(DATA RECORDS):
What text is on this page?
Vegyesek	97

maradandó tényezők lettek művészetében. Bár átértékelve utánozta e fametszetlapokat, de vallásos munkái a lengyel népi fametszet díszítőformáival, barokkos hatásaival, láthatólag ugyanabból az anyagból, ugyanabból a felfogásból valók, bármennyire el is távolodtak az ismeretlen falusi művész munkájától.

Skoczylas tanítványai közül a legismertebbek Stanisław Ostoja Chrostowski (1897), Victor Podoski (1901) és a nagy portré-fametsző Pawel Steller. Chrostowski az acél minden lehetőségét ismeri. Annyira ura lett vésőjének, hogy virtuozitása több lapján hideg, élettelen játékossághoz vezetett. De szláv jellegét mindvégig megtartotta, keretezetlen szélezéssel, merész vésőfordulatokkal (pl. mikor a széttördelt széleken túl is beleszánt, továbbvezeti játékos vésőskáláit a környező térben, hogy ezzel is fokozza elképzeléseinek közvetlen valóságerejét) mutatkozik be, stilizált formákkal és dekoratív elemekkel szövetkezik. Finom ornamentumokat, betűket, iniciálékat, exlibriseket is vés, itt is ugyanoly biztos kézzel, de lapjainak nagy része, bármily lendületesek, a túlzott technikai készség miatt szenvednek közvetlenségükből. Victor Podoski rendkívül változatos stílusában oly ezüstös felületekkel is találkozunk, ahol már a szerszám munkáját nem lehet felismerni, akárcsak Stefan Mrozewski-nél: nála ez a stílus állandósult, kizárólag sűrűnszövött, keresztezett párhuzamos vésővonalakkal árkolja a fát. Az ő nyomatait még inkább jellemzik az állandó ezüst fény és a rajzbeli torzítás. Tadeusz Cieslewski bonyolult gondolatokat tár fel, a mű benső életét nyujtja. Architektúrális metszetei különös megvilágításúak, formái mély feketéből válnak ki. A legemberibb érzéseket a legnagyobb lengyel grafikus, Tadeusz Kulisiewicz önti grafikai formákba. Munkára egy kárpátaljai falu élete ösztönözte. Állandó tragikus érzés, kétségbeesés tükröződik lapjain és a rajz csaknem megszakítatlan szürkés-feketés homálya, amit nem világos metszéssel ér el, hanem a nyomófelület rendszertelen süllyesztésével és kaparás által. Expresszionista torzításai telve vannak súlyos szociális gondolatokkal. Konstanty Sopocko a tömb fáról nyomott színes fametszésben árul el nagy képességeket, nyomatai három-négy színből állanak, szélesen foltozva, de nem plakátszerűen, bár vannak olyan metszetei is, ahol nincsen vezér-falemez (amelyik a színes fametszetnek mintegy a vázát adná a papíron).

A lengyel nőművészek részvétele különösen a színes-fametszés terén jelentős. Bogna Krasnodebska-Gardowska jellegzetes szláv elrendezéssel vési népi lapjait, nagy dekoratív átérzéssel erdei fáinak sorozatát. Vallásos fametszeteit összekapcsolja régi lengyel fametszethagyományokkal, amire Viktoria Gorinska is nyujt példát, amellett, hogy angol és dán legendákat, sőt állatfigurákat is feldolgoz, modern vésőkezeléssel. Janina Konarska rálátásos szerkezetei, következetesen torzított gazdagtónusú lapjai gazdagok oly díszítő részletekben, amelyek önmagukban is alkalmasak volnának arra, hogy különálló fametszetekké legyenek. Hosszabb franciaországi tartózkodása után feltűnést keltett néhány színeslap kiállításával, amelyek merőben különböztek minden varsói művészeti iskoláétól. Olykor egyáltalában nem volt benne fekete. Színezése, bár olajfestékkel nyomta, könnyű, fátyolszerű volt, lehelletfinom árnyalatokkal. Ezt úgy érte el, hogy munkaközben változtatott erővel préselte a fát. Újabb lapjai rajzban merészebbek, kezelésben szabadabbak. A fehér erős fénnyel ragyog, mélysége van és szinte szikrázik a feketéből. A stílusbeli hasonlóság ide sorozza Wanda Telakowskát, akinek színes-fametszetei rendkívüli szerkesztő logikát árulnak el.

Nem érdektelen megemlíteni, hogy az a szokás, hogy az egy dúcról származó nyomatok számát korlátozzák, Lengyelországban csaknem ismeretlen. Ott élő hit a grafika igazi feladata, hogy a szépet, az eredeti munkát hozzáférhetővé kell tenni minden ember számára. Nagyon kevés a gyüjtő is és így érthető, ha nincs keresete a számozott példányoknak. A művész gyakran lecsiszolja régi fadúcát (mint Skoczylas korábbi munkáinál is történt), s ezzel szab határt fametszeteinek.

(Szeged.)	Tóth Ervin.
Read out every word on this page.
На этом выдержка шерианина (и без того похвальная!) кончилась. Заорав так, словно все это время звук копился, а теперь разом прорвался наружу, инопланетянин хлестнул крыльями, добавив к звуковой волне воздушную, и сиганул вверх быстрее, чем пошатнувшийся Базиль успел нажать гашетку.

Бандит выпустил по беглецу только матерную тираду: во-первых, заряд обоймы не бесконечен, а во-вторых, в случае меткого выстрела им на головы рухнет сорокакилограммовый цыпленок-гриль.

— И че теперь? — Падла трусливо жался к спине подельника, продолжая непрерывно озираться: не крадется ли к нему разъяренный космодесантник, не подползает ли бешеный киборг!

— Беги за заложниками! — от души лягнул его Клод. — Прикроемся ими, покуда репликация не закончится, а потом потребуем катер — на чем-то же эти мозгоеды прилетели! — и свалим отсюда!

(DIRECTIONS FOR THIS TASK): Copy the records above exactly.

(RESULT):
What text is on this page?
Vegyesek	97

maradandó tényezők lettek művészetében. Bár átértékelve utánozta e fametszetlapokat, de vallásos munkái a lengyel népi fametszet díszítőformáival, barokkos hatásaival, láthatólag ugyanabból az anyagból, ugyanabból a felfogásból valók, bármennyire el is távolodtak az ismeretlen falusi művész munkájától.

Skoczylas tanítványai közül a legismertebbek Stanisław Ostoja Chrostowski (1897), Victor Podoski (1901) és a nagy portré-fametsző Pawel Steller. Chrostowski az acél minden lehetőségét ismeri. Annyira ura lett vésőjének, hogy virtuozitása több lapján hideg, élettelen játékossághoz vezetett. De szláv jellegét mindvégig megtartotta, keretezetlen szélezéssel, merész vésőfordulatokkal (pl. mikor a széttördelt széleken túl is beleszánt, továbbvezeti játékos vésőskáláit a környező térben, hogy ezzel is fokozza elképzeléseinek közvetlen valóságerejét) mutatkozik be, stilizált formákkal és dekoratív elemekkel szövetkezik. Finom ornamentumokat, betűket, iniciálékat, exlibriseket is vés, itt is ugyanoly biztos kézzel, de lapjainak nagy része, bármily lendületesek, a túlzott technikai készség miatt szenvednek közvetlenségükből. Victor Podoski rendkívül változatos stílusában oly ezüstös felületekkel is találkozunk, ahol már a szerszám munkáját nem lehet felismerni, akárcsak Stefan Mrozewski-nél: nála ez a stílus állandósult, kizárólag sűrűnszövött, keresztezett párhuzamos vésővonalakkal árkolja a fát. Az ő nyomatait még inkább jellemzik az állandó ezüst fény és a rajzbeli torzítás. Tadeusz Cieslewski bonyolult gondolatokat tár fel, a mű benső életét nyujtja. Architektúrális metszetei különös megvilágításúak, formái mély feketéből válnak ki. A legemberibb érzéseket a legnagyobb lengyel grafikus, Tadeusz Kulisiewicz önti grafikai formákba. Munkára egy kárpátaljai falu élete ösztönözte. Állandó tragikus érzés, kétségbeesés tükröződik lapjain és a rajz csaknem megszakítatlan szürkés-feketés homálya, amit nem világos metszéssel ér el, hanem a nyomófelület rendszertelen süllyesztésével és kaparás által. Expresszionista torzításai telve vannak súlyos szociális gondolatokkal. Konstanty Sopocko a tömb fáról nyomott színes fametszésben árul el nagy képességeket, nyomatai három-négy színből állanak, szélesen foltozva, de nem plakátszerűen, bár vannak olyan metszetei is, ahol nincsen vezér-falemez (amelyik a színes fametszetnek mintegy a vázát adná a papíron).

A lengyel nőművészek részvétele különösen a színes-fametszés terén jelentős. Bogna Krasnodebska-Gardowska jellegzetes szláv elrendezéssel vési népi lapjait, nagy dekoratív átérzéssel erdei fáinak sorozatát. Vallásos fametszeteit összekapcsolja régi lengyel fametszethagyományokkal, amire Viktoria Gorinska is nyujt példát, amellett, hogy angol és dán legendákat, sőt állatfigurákat is feldolgoz, modern vésőkezeléssel. Janina Konarska rálátásos szerkezetei, következetesen torzított gazdagtónusú lapjai gazdagok oly díszítő részletekben, amelyek önmagukban is alkalmasak volnának arra, hogy különálló fametszetekké legyenek. Hosszabb franciaországi tartózkodása után feltűnést keltett néhány színeslap kiállításával, amelyek merőben különböztek minden varsói művészeti iskoláétól. Olykor egyáltalában nem volt benne fekete. Színezése, bár olajfestékkel nyomta, könnyű, fátyolszerű volt, lehelletfinom árnyalatokkal. Ezt úgy érte el, hogy munkaközben változtatott erővel préselte a fát. Újabb lapjai rajzban merészebbek, kezelésben szabadabbak. A fehér erős fénnyel ragyog, mélysége van és szinte szikrázik a feketéből. A stílusbeli hasonlóság ide sorozza Wanda Telakowskát, akinek színes-fametszetei rendkívüli szerkesztő logikát árulnak el.

Nem érdektelen megemlíteni, hogy az a szokás, hogy az egy dúcról származó nyomatok számát korlátozzák, Lengyelországban csaknem ismeretlen. Ott élő hit a grafika igazi feladata, hogy a szépet, az eredeti munkát hozzáférhetővé kell tenni minden ember számára. Nagyon kevés a gyüjtő is és így érthető, ha nincs keresete a számozott példányoknak. A művész gyakran lecsiszolja régi fadúcát (mint Skoczylas korábbi munkáinál is történt), s ezzel szab határt fametszeteinek.

(Szeged.)	Tóth Ervin.
Read out every word on this page.
На этом выдержка шерианина (и без того похвальная!) кончилась. Заорав так, словно все это время звук копился, а теперь разом прорвался наружу, инопланетянин хлестнул крыльями, добавив к звуковой волне воздушную, и сиганул вверх быстрее, чем пошатнувшийся Базиль успел нажать гашетку.

Бандит выпустил по беглецу только матерную тираду: во-первых, заряд обоймы не бесконечен, а во-вторых, в случае меткого выстрела им на головы рухнет сорокакилограммовый цыпленок-гриль.

— И че теперь? — Падла трусливо жался к спине подельника, продолжая непрерывно озираться: не крадется ли к нему разъяренный космодесантник, не подползает ли бешеный киборг!

— Беги за заложниками! — от души лягнул его Клод. — Прикроемся ими, покуда репликация не закончится, а потом потребуем катер — на чем-то же эти мозгоеды прилетели! — и свалим отсюда!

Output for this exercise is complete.